[Excerpt from a dataset]
▼▼▼
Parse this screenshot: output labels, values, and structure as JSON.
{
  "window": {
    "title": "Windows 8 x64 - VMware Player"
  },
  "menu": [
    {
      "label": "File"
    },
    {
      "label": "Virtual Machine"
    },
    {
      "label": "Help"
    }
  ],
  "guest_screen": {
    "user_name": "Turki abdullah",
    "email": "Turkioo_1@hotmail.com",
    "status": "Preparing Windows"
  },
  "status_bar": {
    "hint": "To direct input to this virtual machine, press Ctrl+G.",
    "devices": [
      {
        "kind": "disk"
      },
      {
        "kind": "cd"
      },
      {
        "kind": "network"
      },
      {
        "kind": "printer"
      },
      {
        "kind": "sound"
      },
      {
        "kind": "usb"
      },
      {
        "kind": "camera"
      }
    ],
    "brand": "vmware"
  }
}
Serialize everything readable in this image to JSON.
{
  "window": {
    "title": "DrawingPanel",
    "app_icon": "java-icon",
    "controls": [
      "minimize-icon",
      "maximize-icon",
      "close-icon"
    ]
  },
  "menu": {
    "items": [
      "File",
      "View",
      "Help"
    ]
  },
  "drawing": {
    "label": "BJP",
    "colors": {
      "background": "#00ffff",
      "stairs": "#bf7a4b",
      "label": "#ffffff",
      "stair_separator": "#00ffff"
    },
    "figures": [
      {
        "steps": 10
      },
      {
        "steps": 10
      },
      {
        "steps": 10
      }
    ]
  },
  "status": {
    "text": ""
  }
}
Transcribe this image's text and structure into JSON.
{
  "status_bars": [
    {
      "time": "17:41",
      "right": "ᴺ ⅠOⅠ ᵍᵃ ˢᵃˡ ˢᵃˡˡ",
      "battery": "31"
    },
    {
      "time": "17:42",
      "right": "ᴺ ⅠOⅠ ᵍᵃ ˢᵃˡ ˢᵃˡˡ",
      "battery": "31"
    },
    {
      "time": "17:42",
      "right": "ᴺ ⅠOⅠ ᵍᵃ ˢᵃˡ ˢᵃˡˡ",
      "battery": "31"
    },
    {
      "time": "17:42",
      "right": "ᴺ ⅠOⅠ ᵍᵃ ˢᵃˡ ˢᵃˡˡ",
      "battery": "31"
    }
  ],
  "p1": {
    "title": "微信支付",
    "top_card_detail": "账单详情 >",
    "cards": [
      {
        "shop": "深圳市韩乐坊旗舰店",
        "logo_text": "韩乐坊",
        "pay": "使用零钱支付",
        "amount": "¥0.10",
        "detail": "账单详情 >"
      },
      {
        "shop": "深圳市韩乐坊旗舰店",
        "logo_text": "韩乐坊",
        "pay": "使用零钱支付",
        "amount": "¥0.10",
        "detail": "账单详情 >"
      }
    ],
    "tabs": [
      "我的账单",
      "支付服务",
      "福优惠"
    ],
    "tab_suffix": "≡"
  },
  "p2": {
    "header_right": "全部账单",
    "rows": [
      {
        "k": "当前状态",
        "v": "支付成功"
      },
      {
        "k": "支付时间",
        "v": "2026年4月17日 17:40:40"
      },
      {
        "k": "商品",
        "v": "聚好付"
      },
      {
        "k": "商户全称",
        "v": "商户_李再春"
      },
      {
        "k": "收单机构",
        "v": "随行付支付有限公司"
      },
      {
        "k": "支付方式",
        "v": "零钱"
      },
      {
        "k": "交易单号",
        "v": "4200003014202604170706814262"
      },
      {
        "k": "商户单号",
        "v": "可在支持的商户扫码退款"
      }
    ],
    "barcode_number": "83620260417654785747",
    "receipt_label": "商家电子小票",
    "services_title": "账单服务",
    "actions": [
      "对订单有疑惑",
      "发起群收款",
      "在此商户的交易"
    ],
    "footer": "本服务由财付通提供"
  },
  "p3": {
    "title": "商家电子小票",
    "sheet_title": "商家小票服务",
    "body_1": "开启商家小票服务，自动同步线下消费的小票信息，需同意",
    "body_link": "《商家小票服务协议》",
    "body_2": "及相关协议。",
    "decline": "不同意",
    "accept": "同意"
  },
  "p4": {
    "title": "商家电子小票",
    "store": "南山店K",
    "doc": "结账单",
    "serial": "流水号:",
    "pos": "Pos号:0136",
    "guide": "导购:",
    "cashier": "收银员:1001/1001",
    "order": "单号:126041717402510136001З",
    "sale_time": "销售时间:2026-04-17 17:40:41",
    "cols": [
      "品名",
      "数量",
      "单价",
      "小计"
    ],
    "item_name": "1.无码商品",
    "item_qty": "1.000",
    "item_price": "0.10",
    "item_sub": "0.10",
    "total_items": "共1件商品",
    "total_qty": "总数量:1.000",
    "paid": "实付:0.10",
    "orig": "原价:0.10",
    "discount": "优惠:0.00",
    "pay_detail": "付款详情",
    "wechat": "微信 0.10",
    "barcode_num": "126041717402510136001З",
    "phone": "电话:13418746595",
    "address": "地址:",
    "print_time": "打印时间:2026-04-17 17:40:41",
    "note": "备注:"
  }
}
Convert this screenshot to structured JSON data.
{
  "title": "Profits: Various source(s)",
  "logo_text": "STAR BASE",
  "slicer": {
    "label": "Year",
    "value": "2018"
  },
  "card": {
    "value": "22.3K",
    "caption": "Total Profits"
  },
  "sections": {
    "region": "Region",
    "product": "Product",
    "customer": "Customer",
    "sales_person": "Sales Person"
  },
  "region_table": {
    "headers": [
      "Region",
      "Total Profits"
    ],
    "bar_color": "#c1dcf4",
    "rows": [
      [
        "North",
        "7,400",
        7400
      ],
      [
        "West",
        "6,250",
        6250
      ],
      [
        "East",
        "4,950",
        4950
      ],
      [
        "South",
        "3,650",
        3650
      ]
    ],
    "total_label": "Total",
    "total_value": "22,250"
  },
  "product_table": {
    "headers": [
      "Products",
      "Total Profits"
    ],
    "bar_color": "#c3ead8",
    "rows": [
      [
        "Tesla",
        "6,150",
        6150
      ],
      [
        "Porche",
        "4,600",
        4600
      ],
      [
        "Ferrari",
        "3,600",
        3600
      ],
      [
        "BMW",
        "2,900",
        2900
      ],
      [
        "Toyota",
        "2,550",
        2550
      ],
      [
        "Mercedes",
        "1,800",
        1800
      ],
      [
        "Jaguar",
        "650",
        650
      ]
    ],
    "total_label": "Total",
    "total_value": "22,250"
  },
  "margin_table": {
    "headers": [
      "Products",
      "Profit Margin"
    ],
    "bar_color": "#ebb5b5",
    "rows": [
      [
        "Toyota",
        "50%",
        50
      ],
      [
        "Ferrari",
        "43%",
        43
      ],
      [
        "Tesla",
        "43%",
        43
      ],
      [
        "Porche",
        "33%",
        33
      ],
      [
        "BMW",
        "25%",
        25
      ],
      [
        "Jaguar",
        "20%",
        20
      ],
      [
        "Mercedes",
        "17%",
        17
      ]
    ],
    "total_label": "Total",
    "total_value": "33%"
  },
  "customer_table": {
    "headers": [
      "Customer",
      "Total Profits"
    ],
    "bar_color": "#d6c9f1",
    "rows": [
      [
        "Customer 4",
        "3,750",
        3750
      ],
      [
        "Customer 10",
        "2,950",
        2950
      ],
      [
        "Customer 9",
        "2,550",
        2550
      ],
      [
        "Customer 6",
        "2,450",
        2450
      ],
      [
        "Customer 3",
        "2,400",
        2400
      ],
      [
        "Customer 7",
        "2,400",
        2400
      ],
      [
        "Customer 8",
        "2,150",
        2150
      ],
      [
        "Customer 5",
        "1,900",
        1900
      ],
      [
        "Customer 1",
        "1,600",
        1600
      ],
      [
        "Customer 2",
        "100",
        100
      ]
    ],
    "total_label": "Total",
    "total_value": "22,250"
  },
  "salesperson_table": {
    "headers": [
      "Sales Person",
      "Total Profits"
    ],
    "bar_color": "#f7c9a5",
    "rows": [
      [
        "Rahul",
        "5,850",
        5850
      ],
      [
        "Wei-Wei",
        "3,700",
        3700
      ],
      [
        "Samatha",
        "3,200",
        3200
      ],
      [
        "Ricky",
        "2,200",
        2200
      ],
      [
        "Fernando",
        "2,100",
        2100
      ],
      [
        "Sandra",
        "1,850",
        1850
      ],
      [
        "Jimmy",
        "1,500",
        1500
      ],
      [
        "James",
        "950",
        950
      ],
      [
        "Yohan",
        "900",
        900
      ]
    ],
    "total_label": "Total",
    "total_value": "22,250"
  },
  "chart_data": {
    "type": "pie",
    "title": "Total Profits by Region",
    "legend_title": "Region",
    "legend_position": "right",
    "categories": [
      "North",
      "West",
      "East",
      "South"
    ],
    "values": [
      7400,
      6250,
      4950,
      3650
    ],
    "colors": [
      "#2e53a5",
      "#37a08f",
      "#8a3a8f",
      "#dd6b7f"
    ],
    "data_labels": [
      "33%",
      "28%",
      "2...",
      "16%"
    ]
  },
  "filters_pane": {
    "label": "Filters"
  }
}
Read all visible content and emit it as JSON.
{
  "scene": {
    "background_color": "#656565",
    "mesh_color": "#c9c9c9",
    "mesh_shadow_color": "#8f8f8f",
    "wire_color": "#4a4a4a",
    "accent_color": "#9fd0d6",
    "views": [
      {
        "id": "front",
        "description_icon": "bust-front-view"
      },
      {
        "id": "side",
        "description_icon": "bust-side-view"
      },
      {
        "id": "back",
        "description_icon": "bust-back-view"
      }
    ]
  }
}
▲▲▲
**Task description:**
Copy out the lines that hold "side".

**Problem solution:**
        "id": "side",
        "description_icon": "bust-side-view"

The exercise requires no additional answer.